# Task goal:
Pull out each line of the material containing the string "axis", matching case exactly.

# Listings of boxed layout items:
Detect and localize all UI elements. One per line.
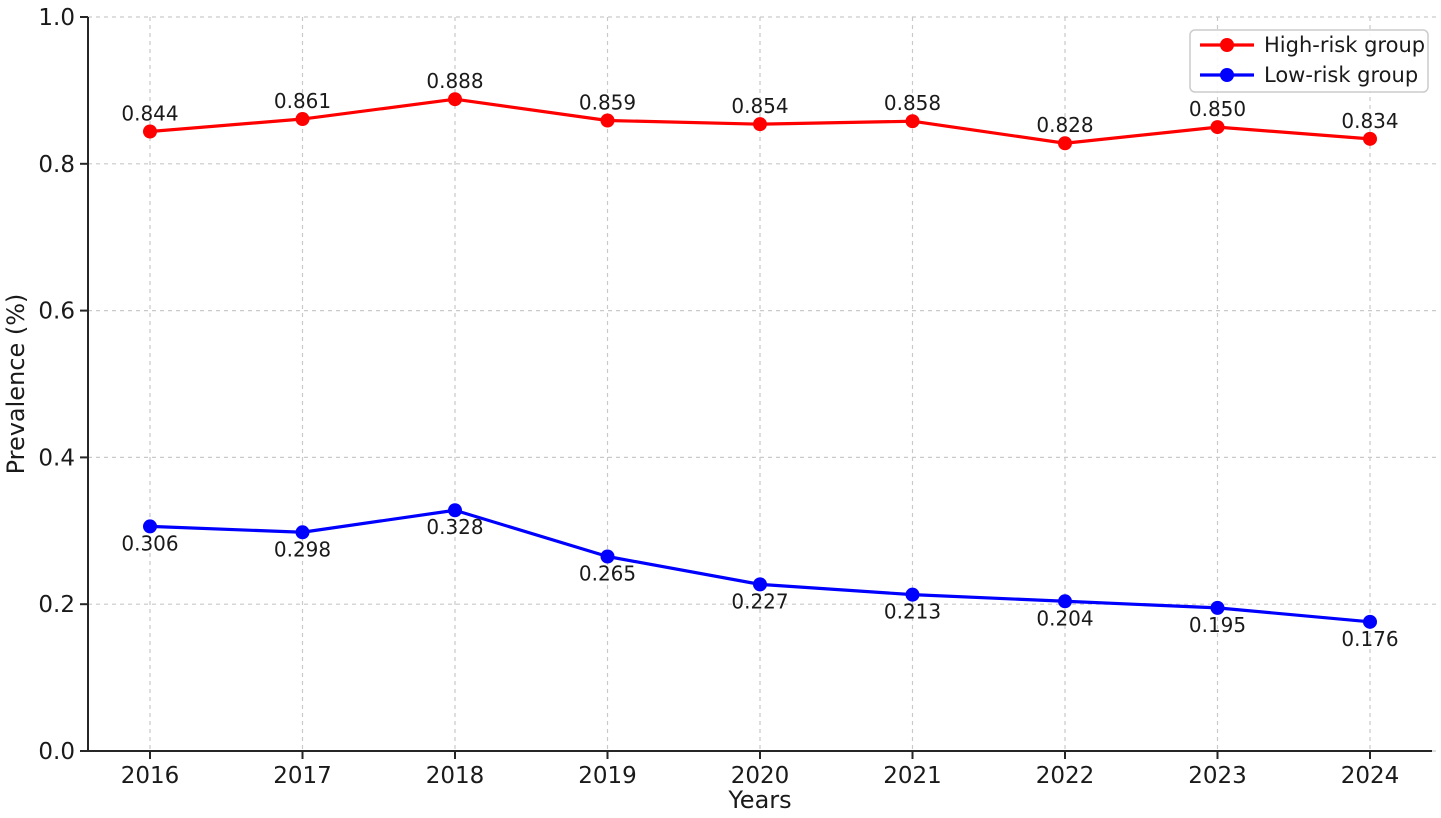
- data-point: [143, 519, 157, 534]
- x-axis-title: Years: [727, 786, 791, 814]
- legend-entry: Low-risk group: [1200, 63, 1418, 87]
- value-label: 0.844: [121, 102, 178, 126]
- value-label: 0.828: [1036, 113, 1093, 137]
- x-tick-label: 2019: [578, 763, 637, 789]
- y-axis-title: Prevalence (%): [2, 294, 30, 475]
- value-label: 0.195: [1189, 613, 1246, 637]
- value-label: 0.227: [731, 589, 788, 613]
- data-point: [448, 503, 462, 518]
- y-tick-label: 0.0: [38, 739, 75, 765]
- x-tick-label: 2023: [1188, 763, 1247, 789]
- data-point: [448, 92, 462, 107]
- data-point: [1363, 614, 1377, 629]
- value-label: 0.859: [579, 90, 636, 114]
- data-point: [600, 549, 615, 564]
- legend: High-risk group Low-risk group: [1189, 29, 1429, 93]
- legend-label: Low-risk group: [1264, 63, 1418, 87]
- value-label: 0.204: [1036, 606, 1093, 630]
- data-point: [905, 587, 920, 602]
- value-label: 0.858: [884, 91, 941, 115]
- value-label: 0.265: [579, 561, 636, 585]
- x-tick-label: 2018: [426, 763, 485, 789]
- x-tick-label: 2022: [1036, 763, 1095, 789]
- value-label: 0.888: [426, 69, 483, 93]
- value-label: 0.328: [426, 515, 483, 539]
- value-label: 0.176: [1341, 627, 1398, 651]
- y-tick-label: 0.4: [38, 445, 75, 471]
- chart-root: 0.0 0.2 0.4 0.6 0.8 1.0 2016 2017 2018 2019 2020 20…: [38, 5, 1436, 789]
- x-tick-label: 2021: [883, 763, 942, 789]
- x-tick-label: 2020: [731, 763, 790, 789]
- data-point: [1210, 120, 1225, 135]
- x-tick-label: 2024: [1341, 763, 1400, 789]
- legend-entry: High-risk group: [1200, 33, 1425, 57]
- value-label: 0.306: [121, 531, 178, 555]
- data-point: [295, 112, 310, 127]
- data-point: [753, 577, 767, 592]
- data-point: [1058, 136, 1072, 151]
- x-tick-label: 2017: [273, 763, 332, 789]
- value-label: 0.834: [1341, 109, 1398, 133]
- legend-label: High-risk group: [1264, 33, 1425, 57]
- data-point: [1210, 600, 1225, 615]
- data-point: [143, 124, 157, 139]
- x-tick-label: 2016: [121, 763, 180, 789]
- value-label: 0.213: [884, 600, 941, 624]
- y-tick-label: 0.6: [38, 299, 75, 325]
- legend-marker-sample: [1220, 68, 1234, 82]
- data-point: [905, 114, 920, 129]
- value-label: 0.850: [1189, 97, 1246, 121]
- data-point: [1363, 131, 1377, 146]
- legend-marker-sample: [1220, 38, 1234, 52]
- value-label: 0.861: [274, 89, 331, 113]
- y-tick-label: 0.8: [38, 152, 75, 178]
- data-point: [295, 525, 310, 540]
- value-label: 0.298: [274, 537, 331, 561]
- y-tick-label: 1.0: [38, 5, 75, 31]
- data-point: [600, 113, 615, 128]
- data-point: [753, 117, 767, 132]
- value-label: 0.854: [731, 94, 788, 118]
- y-tick-label: 0.2: [38, 592, 75, 618]
- data-point: [1058, 594, 1072, 609]
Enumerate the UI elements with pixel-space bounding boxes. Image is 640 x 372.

# Answer in full:
- x-axis-title: Years: [727, 786, 791, 814]
- y-axis-title: Prevalence (%): [2, 294, 30, 475]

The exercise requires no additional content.